Interrogazione dei Senatori Donatella Poretti e Marco Perduca, al Ministro del Lavoro, Salute e politiche sociali, al Ministro dell'Economia e delle Finanze
 
premesso che:
- nel novembre del 2007, una sentenza d'appello della Commissione tributaria della Lombardia condannava M. L. al pagamento di una somma di circa 70 mila euro all'Agenzia delle Entrate, comprensiva di tasse e sanzioni, per l'omessa dichiarazione al fisco di redditi non documentabili in quanto provenienti dal libero esercizio dell'attività meretricia da parte della medesima- rivolgendosi alla Commissione tributaria provinciale, la donna ha dimostrato di essere stata una prostituta, durante il giudizio il suo legale ha anche prodotto le inserzioni con cui la donna ha pubblicizzato la sua attività e le bollette relative all'utenza telefonica utilizzata;
- i giudici di primo grado si sono espressi a favore di M. L. affermando che i guadagni della prostituzione "non possono essere considerati tecnicamente redditi" e che "la Commissione, in sintonia con il principio enucleato dalla Corte di Cassazione in tema di qualificazione del fenomeno della prostituzione con la sentenza n.4927 del 1 agosto 1986, condivide l'ipotesi avanzata dalla ricorrente sulla determinazione dei proventi, e quindi sulla non tassabilità degli stessi, quale forma di risarcimento del danno sui generis a causa della lesione dell'integrità della dignità di chi subisce l'affronto della vendita di sé; analoga considerazione e trattamento dovrebbero avere, proprio per la stretta connessione tra l'utilizzo diretto del proprio corpo e guadagno, i casi, per esempio, di vendita a scopo di lucro di organi propri della persona (...)";
- in appello la decisione è stata ribaltata. Le motivazioni della Commissione tributaria regionale, anche se non affrontano in modo diretto il tema dei guadagni da prostituzione, partono dal presupposto che M. L. ha avuto comunque un reddito (che lei ha dimostrato provenire dalla sua attività). Esso è quello presunto calcolato dall'Agenzia delle entrate sulla base delle proprietà della donna, consistenti in sei appartamenti a Milano;
- nel mese di giugno 2008, Z. C., cittadina di origine sudamericana, in Italia dal 2004 con regolare permesso di soggiorno, residente a Parma, è stata multata a pagare 90 mila euro di tasse dalla Guardia di Finanza, per l'omessa dichiarazione di redditi stimati per un ammontare di 357.000,00 euro, provento della attività di prostituta esercitata dalla medesima;
- la contestazione a Z. C. avverrebbe in ordine al principio che il meretricio è un atto civilisticamente illecito, e i guadagni sono tassabili quali redditi diversi derivanti da proventi illeciti. Illecito ritenuto tale in forza dell'art. 5 del Cod .Civ., che vieta gli atti di disposizione del proprio corpo quando cagionino una diminuzione permanente dell'integrità fisica, o quando siano altrimenti contrari alla legge, all'ordine pubblico o al buon costume. In realtà questo articolo sembra non riguardi la questione, in quanto i rapporti e le attività ipoteticamente compiute dalla Signora Z.C. non possono essere parificati o paragonati -neppure per interpretazione estensiva- ai cosiddetti atti di disposizione del proprio corpo. Se cosi', invece, fosse dovrebbero essere considerati tali anche i rapporti che si hanno senza remunerazione, che invece sono espressione di quella libertà sessuale che é garantita dalla Costituzione;    
 - sono numerose le segnalazioni da parte di prostitute che riferiscono di essere state condannate a pagare ingenti sanzioni per la mancata dichiarazione dei redditi derivanti dalla loro attività. Molte di loro si vedono costrette a continuare e a incrementare la propria attività per far fronte alle somme dovute all'Erario;
- perché sussista l'individuazione di un regime fiscale per i proventi della libera prostituzione, deve esistere un rapporto tra contribuente e Stato in cui quest'ultimo garantisca al contribuente le opportune forme di tutela, regolarizzazione e assistenza nel pieno rispetto dei diritti lavorativi;
- la legislazione italiana non regolamenta in alcun modo l'aspetto fiscale relativo all'esercizio di un'attività di tipo meretricio, non essendo questa una professione civilisticamente riconosciuta.

◆ Consegna:
Rispondi a queste domande sull'interrogazione, usando le stesse lettere:
(a) Quanti appartamenti a Milano possedeva M. L.?
(b) A quanto ammontavano i redditi stimati contestati a Z. C.?
(c) Quale articolo del Codice civile viene indicato come base dell'illecito?

◆ Dati registrati:
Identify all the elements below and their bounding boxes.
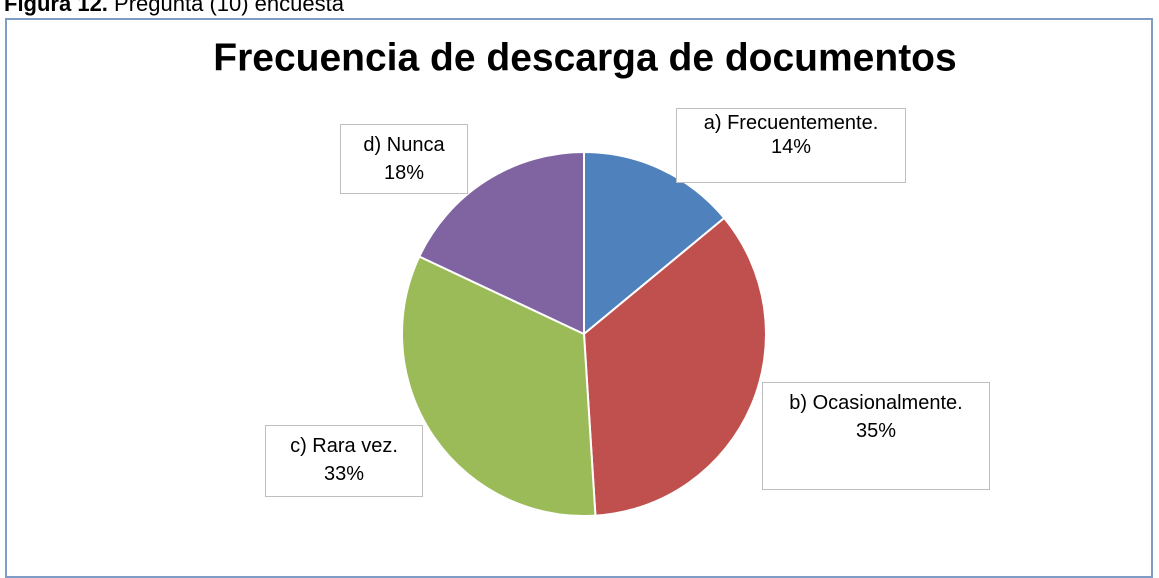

◆ Risposta all'esercizio:
(a) Sei.
(b) 357.000,00 euro.
(c) L'art. 5.